-------- SOURCE PASSAGE --------

Some words on C++14. C++14 is not going to be like C++11 changing the language a lot. Its more meant to enhance the language with libraries, and improve or provide bug fixes for C++11. That's why you could call C++14 a minor Standard, and the next major C++ Standard is C++17, at least you could see this as the current plan and road map for C++. But lets have a look at the papers:

N3551 - Random Number Generation in C++11

For a long time there has been std::rand(), srand() and RAND_MAX for random number generation. C++11 improved the support for Random Number Generation with the header <random>. The C++11 random library is inspired by boost::random, and splits the generation from the distribution. Therefore you have a set of generator classes, which you can use with a set of distribution classes. This paper can be seen as a really good and complete tutorial to random, it also aims at improving <random>, and as N3547, proposes the introduction of the 4 new random related functions:

N3552 - Introducing Object Aliases

An Object Alias could help to adjust a constant to the right value in the right context. The paper uses the example of pi, where pi can have multiple different requirements in precision depending on the context (float, double, long double). The authors show some techniques to resolve this, and discuss on how object aliases could be implemented in C++.

-------- EXERCISE MATERIAL --------

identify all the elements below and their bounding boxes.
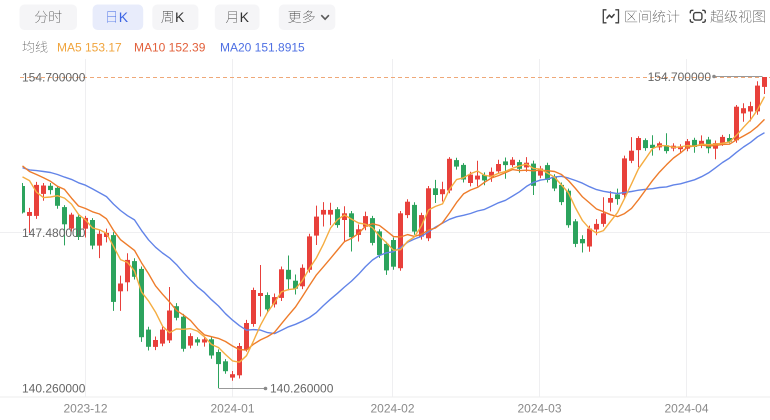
svg-text:140.260000: 140.260000 — [270, 381, 334, 395]
svg-text:K: K — [119, 9, 129, 25]
svg-text:K: K — [175, 9, 185, 25]
svg-text:MA10 152.39: MA10 152.39 — [134, 40, 206, 54]
svg-text:147.480000: 147.480000 — [22, 226, 86, 240]
svg-text:2024-04: 2024-04 — [664, 402, 708, 416]
svg-text:2023-12: 2023-12 — [63, 402, 107, 416]
svg-text:2024-02: 2024-02 — [370, 402, 414, 416]
svg-text:140.260000: 140.260000 — [22, 381, 86, 395]
svg-text:MA5 153.17: MA5 153.17 — [57, 40, 122, 54]
svg-text:154.700000: 154.700000 — [648, 70, 712, 84]
svg-text:K: K — [240, 9, 250, 25]
svg-text:2024-01: 2024-01 — [210, 402, 254, 416]
svg-text:154.700000: 154.700000 — [22, 70, 86, 84]
svg-text:2024-03: 2024-03 — [517, 402, 561, 416]
svg-text:MA20 151.8915: MA20 151.8915 — [220, 40, 305, 54]
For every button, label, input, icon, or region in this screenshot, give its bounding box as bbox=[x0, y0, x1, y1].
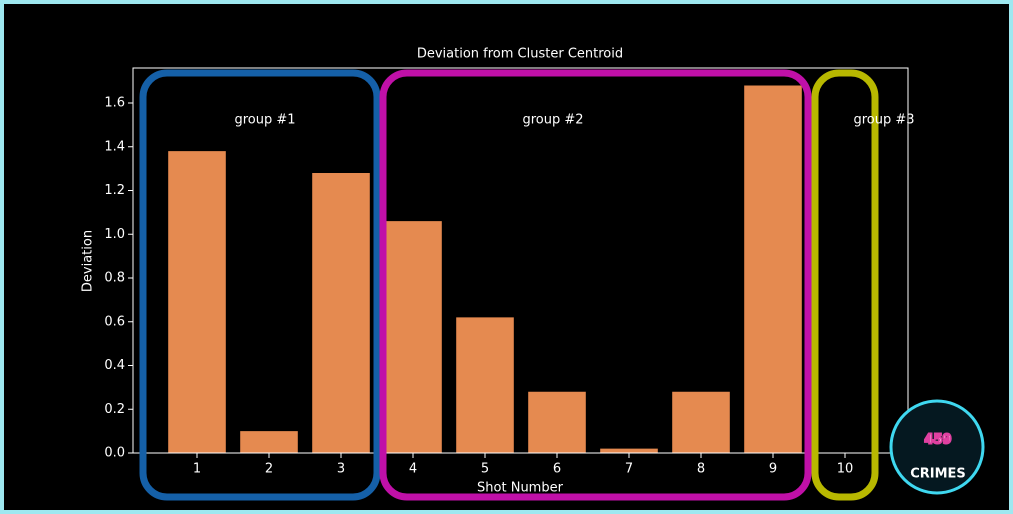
bar bbox=[744, 85, 802, 453]
y-tick-label: 0.8 bbox=[104, 271, 125, 286]
y-tick-label: 0.2 bbox=[104, 402, 125, 417]
x-tick-label: 5 bbox=[481, 462, 489, 477]
bar bbox=[240, 431, 298, 453]
x-tick-label: 6 bbox=[553, 462, 561, 477]
x-tick-label: 3 bbox=[337, 462, 345, 477]
bar bbox=[672, 391, 730, 453]
bar bbox=[456, 317, 514, 453]
x-tick-label: 8 bbox=[697, 462, 705, 477]
group-label: group #2 bbox=[522, 113, 583, 128]
y-tick-label: 0.4 bbox=[104, 358, 125, 373]
plot-frame bbox=[132, 67, 909, 454]
y-tick-label: 1.4 bbox=[104, 139, 125, 154]
x-tick-label: 1 bbox=[193, 462, 201, 477]
x-axis-label: Shot Number bbox=[477, 481, 564, 496]
group-label: group #3 bbox=[853, 113, 914, 128]
y-tick-label: 0.0 bbox=[104, 446, 125, 461]
y-tick-label: 1.6 bbox=[104, 96, 125, 111]
bar bbox=[168, 151, 226, 453]
x-tick-label: 10 bbox=[837, 462, 854, 477]
bar bbox=[312, 173, 370, 453]
logo-number: 459 bbox=[924, 433, 951, 448]
bar bbox=[528, 391, 586, 453]
x-tick-label: 4 bbox=[409, 462, 417, 477]
y-tick-label: 1.2 bbox=[104, 183, 125, 198]
logo-ring bbox=[889, 399, 985, 495]
bar bbox=[600, 448, 658, 453]
bar bbox=[384, 221, 442, 453]
y-tick-label: 1.0 bbox=[104, 227, 125, 242]
x-tick-label: 9 bbox=[769, 462, 777, 477]
group-label: group #1 bbox=[234, 113, 295, 128]
logo: 459 CRIMES bbox=[889, 399, 985, 495]
group-box bbox=[811, 69, 879, 501]
y-axis-label: Deviation bbox=[81, 230, 96, 292]
chart-title: Deviation from Cluster Centroid bbox=[417, 47, 623, 62]
group-box bbox=[379, 69, 812, 501]
logo-text: CRIMES bbox=[910, 467, 966, 482]
x-tick-label: 7 bbox=[625, 462, 633, 477]
group-box bbox=[139, 69, 381, 501]
x-tick-label: 2 bbox=[265, 462, 273, 477]
y-tick-label: 0.6 bbox=[104, 314, 125, 329]
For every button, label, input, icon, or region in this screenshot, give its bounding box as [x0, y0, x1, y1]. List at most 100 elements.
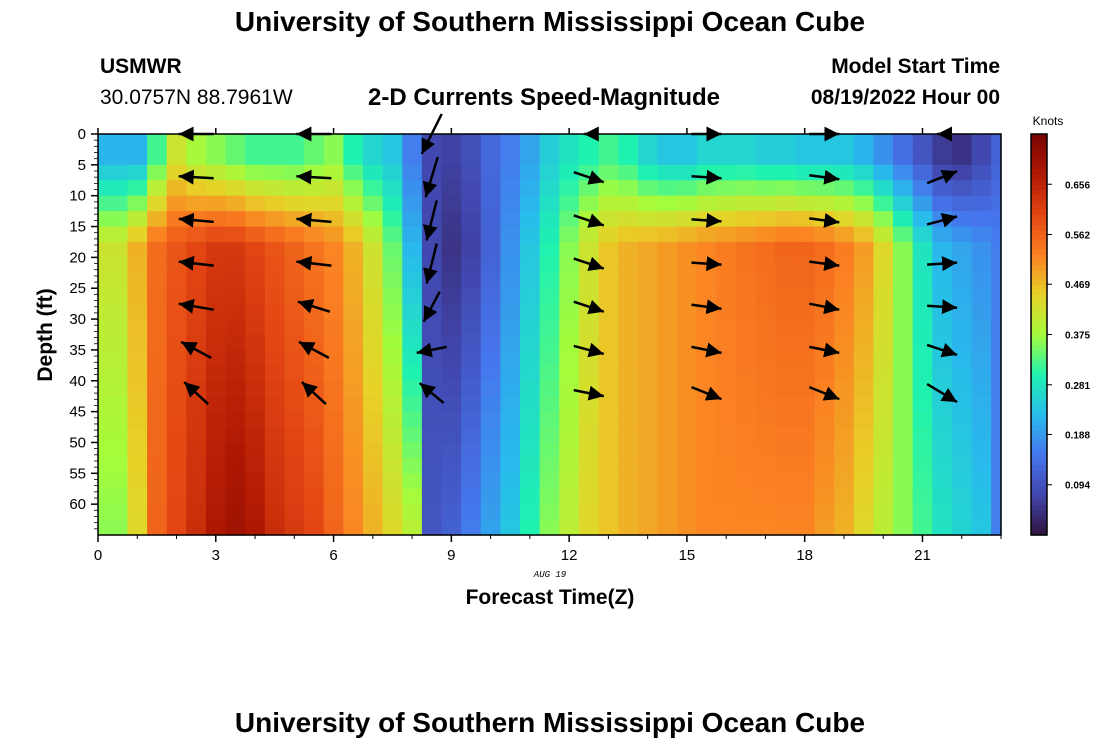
heatmap-cell: [186, 519, 207, 536]
heatmap-cell: [500, 457, 521, 474]
heatmap-cell: [559, 473, 580, 490]
heatmap-cell: [343, 396, 364, 413]
current-vector-arrow: [927, 299, 958, 315]
heatmap-cell: [696, 504, 717, 521]
heatmap-cell: [343, 473, 364, 490]
current-vector-arrow: [809, 256, 840, 272]
heatmap-cell: [559, 396, 580, 413]
heatmap-cell: [853, 519, 874, 536]
heatmap-cell: [98, 149, 129, 166]
heatmap-cell: [166, 149, 187, 166]
page-title: University of Southern Mississippi Ocean…: [234, 6, 866, 37]
heatmap-cell: [598, 241, 619, 258]
heatmap-cell: [618, 349, 639, 366]
heatmap-cell: [304, 442, 325, 459]
heatmap-cell: [127, 457, 148, 474]
heatmap-cell: [775, 288, 796, 305]
heatmap-cell: [559, 365, 580, 382]
heatmap-cell: [421, 488, 443, 505]
heatmap-cell: [284, 257, 305, 274]
heatmap-cell: [912, 272, 933, 289]
heatmap-cell: [539, 288, 560, 305]
heatmap-cell: [323, 396, 344, 413]
heatmap-cell: [755, 519, 776, 536]
heatmap-cell: [520, 457, 541, 474]
heatmap-cell: [343, 288, 364, 305]
heatmap-cell: [559, 334, 580, 351]
current-vector-arrow: [418, 382, 445, 405]
heatmap-cell: [127, 272, 148, 289]
heatmap-cell: [127, 411, 148, 428]
heatmap-cell: [578, 504, 600, 521]
current-vector-arrow: [809, 342, 840, 358]
heatmap-cell: [323, 149, 344, 166]
heatmap-cell: [893, 427, 914, 444]
heatmap-cell: [441, 257, 462, 274]
heatmap-cell: [205, 457, 227, 474]
heatmap-cell: [147, 180, 168, 197]
colorbar-segment: [1031, 224, 1047, 230]
heatmap-cell: [598, 380, 619, 397]
heatmap-cell: [205, 257, 227, 274]
heatmap-cell: [775, 488, 796, 505]
heatmap-cell: [539, 442, 560, 459]
heatmap-cell: [382, 504, 403, 521]
heatmap-cell: [677, 272, 698, 289]
heatmap-cell: [343, 303, 364, 320]
heatmap-cell: [735, 411, 757, 428]
heatmap-cell: [775, 365, 796, 382]
heatmap-cell: [834, 488, 855, 505]
heatmap-cell: [637, 427, 659, 444]
current-vector-arrow: [691, 299, 722, 315]
colorbar-segment: [1031, 199, 1047, 205]
heatmap-cell: [245, 319, 266, 336]
heatmap-cell: [755, 442, 776, 459]
x-tick-label: 3: [212, 547, 220, 564]
heatmap-cell: [284, 488, 305, 505]
heatmap-cell: [657, 241, 678, 258]
heatmap-cell: [98, 257, 129, 274]
heatmap-cell: [304, 349, 325, 366]
heatmap-cell: [480, 211, 502, 228]
heatmap-cell: [814, 488, 835, 505]
heatmap-cell: [343, 241, 364, 258]
heatmap-cell: [520, 488, 541, 505]
current-vector-arrow: [573, 170, 605, 185]
heatmap-cell: [559, 180, 580, 197]
heatmap-cell: [480, 134, 502, 151]
heatmap-cell: [912, 257, 933, 274]
heatmap-cell: [147, 380, 168, 397]
heatmap-cell: [893, 211, 914, 228]
heatmap-cell: [186, 473, 207, 490]
heatmap-cell: [873, 411, 894, 428]
heatmap-cell: [205, 241, 227, 258]
heatmap-cell: [402, 211, 423, 228]
heatmap-cell: [284, 396, 305, 413]
heatmap-cell: [363, 427, 384, 444]
heatmap-cell: [578, 396, 600, 413]
heatmap-cell: [363, 257, 384, 274]
heatmap-cell: [951, 303, 973, 320]
colorbar-segment: [1031, 444, 1047, 451]
heatmap-cell: [441, 164, 462, 181]
heatmap-cell: [559, 519, 580, 536]
colorbar-segment: [1031, 494, 1047, 501]
heatmap-cell: [971, 396, 992, 413]
heatmap-cell: [520, 473, 541, 490]
heatmap-cell: [735, 365, 757, 382]
heatmap-cell: [755, 457, 776, 474]
heatmap-cell: [480, 288, 502, 305]
heatmap-cell: [323, 334, 344, 351]
heatmap-cell: [186, 226, 207, 243]
heatmap-cell: [421, 226, 443, 243]
current-vectors: [178, 113, 958, 406]
heatmap-cell: [441, 396, 462, 413]
heatmap-cell: [637, 365, 659, 382]
heatmap-cell: [618, 195, 639, 212]
heatmap-cell: [363, 164, 384, 181]
heatmap-cell: [402, 365, 423, 382]
heatmap-cell: [98, 349, 129, 366]
heatmap-cell: [873, 457, 894, 474]
heatmap-cell: [991, 488, 1002, 505]
heatmap-cell: [441, 411, 462, 428]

--------

◆ CHALLENGES ◆
A: In the entries, retype the stretch from the line containing "bar bbox=[744, 85, 802, 453]" through the line containing "bar bbox=[672, 391, 730, 453]", both lines included.
B: Extend the passage on C++14 proposal papers, picking up right after its final sentence.

◆ SOLVED TASKS ◆
A:
bar bbox=[744, 85, 802, 453]
y-tick-label: 0.8 bbox=[104, 271, 125, 286]
y-tick-label: 0.2 bbox=[104, 402, 125, 417]
x-tick-label: 5 bbox=[481, 462, 489, 477]
bar bbox=[240, 431, 298, 453]
x-tick-label: 6 bbox=[553, 462, 561, 477]
x-tick-label: 3 bbox=[337, 462, 345, 477]
bar bbox=[672, 391, 730, 453]

B:
N3553 - Proposing a C++1y Swap Operator

The term C++1y is being used mostly to imply what was implied with C++0x before. The paper proposes to introduce a swap operator to C++. This new operator shall be treated as a special member function, and enable the programmer to provide an alternative swap operator implementation that the traditional member wise swapping. The authors propose this syntax for the swap operator implementation:

//non class-types
inline T& operator :=: (T& x, T&& y) {see below; return x; } inline T& operator :=: (T& x, T& y) { return x :=: std::move(y); }

//class types
inline C& C::operator:=:(C&& y) & {see below; return *this; } inline C& C::operator:=:(C &y) & { return *this :=: std::move(y); }

PLEASE read the paper for the further details, which simply don't fit in here.

The authors conclude:

"This paper has proposed a swap operator, operator:=: , for addition to C++1Y and has further proposed its application, where viable, as an alternative implementation technique for defaulted class assignment operators. We invite feedback from WG21 participants and other knowledgeable parties, and especially invite implementors to collaborate with us in order to experiment and gain experience with this proposed new language feature."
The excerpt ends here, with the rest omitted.